* start *

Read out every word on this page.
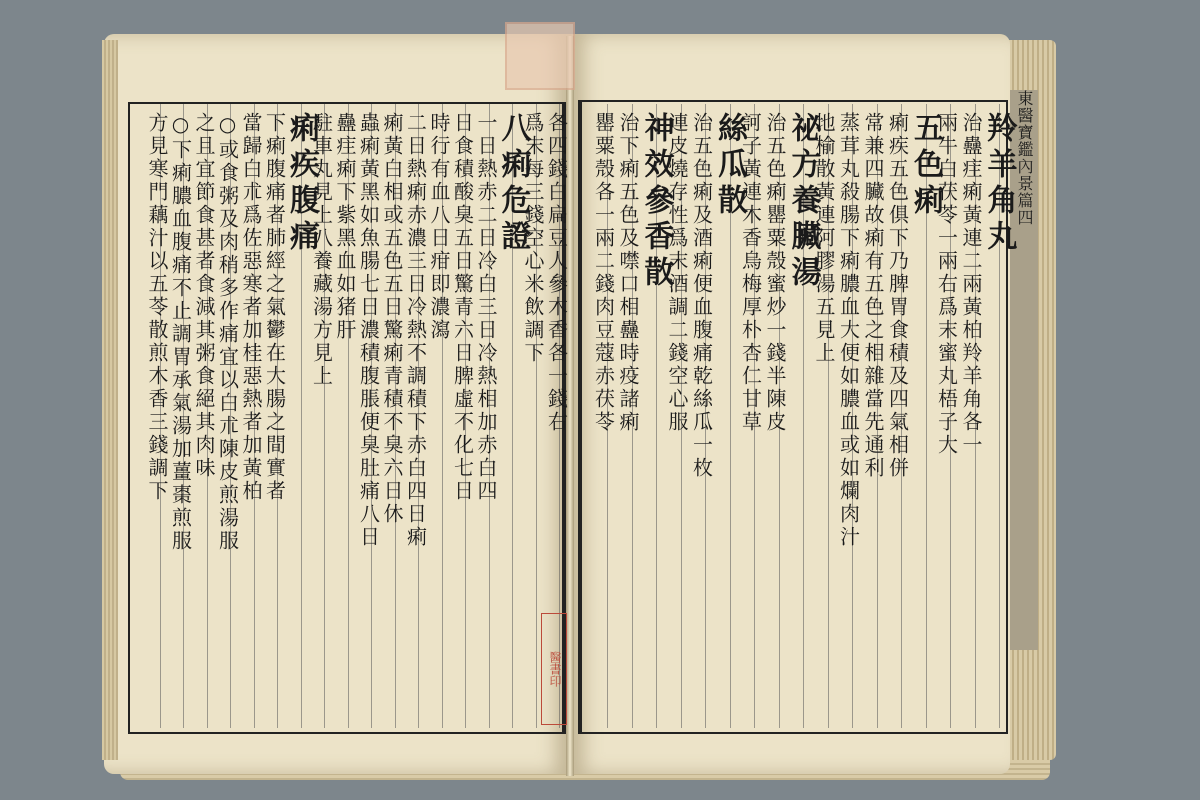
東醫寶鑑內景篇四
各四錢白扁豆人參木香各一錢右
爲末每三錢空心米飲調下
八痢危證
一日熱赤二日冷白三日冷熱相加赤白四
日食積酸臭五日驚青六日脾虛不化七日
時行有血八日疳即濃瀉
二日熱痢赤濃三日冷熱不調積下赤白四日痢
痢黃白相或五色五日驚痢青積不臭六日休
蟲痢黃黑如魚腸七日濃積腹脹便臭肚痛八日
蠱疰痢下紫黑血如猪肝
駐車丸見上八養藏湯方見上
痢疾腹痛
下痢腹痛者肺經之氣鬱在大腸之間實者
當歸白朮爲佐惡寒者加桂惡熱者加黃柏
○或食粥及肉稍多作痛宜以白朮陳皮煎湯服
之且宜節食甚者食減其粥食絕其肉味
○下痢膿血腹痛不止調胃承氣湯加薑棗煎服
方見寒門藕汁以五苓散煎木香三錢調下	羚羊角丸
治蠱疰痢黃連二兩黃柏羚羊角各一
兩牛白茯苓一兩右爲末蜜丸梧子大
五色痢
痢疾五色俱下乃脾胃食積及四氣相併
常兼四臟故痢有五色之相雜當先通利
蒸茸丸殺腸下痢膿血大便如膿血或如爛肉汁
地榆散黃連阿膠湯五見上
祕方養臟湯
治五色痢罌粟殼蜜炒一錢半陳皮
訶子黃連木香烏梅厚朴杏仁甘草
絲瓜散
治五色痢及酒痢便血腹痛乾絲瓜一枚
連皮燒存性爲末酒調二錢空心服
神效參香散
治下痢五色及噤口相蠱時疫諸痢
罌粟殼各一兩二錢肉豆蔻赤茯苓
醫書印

* end *

**Required work:** Using the records above, output their complete text exactly, minus any images.

**Task response:**
Read out every word on this page.
東醫寶鑑內景篇四
各四錢白扁豆人參木香各一錢右
爲末每三錢空心米飲調下
八痢危證
一日熱赤二日冷白三日冷熱相加赤白四
日食積酸臭五日驚青六日脾虛不化七日
時行有血八日疳即濃瀉
二日熱痢赤濃三日冷熱不調積下赤白四日痢
痢黃白相或五色五日驚痢青積不臭六日休
蟲痢黃黑如魚腸七日濃積腹脹便臭肚痛八日
蠱疰痢下紫黑血如猪肝
駐車丸見上八養藏湯方見上
痢疾腹痛
下痢腹痛者肺經之氣鬱在大腸之間實者
當歸白朮爲佐惡寒者加桂惡熱者加黃柏
○或食粥及肉稍多作痛宜以白朮陳皮煎湯服
之且宜節食甚者食減其粥食絕其肉味
○下痢膿血腹痛不止調胃承氣湯加薑棗煎服
方見寒門藕汁以五苓散煎木香三錢調下	羚羊角丸
治蠱疰痢黃連二兩黃柏羚羊角各一
兩牛白茯苓一兩右爲末蜜丸梧子大
五色痢
痢疾五色俱下乃脾胃食積及四氣相併
常兼四臟故痢有五色之相雜當先通利
蒸茸丸殺腸下痢膿血大便如膿血或如爛肉汁
地榆散黃連阿膠湯五見上
祕方養臟湯
治五色痢罌粟殼蜜炒一錢半陳皮
訶子黃連木香烏梅厚朴杏仁甘草
絲瓜散
治五色痢及酒痢便血腹痛乾絲瓜一枚
連皮燒存性爲末酒調二錢空心服
神效參香散
治下痢五色及噤口相蠱時疫諸痢
罌粟殼各一兩二錢肉豆蔻赤茯苓
醫書印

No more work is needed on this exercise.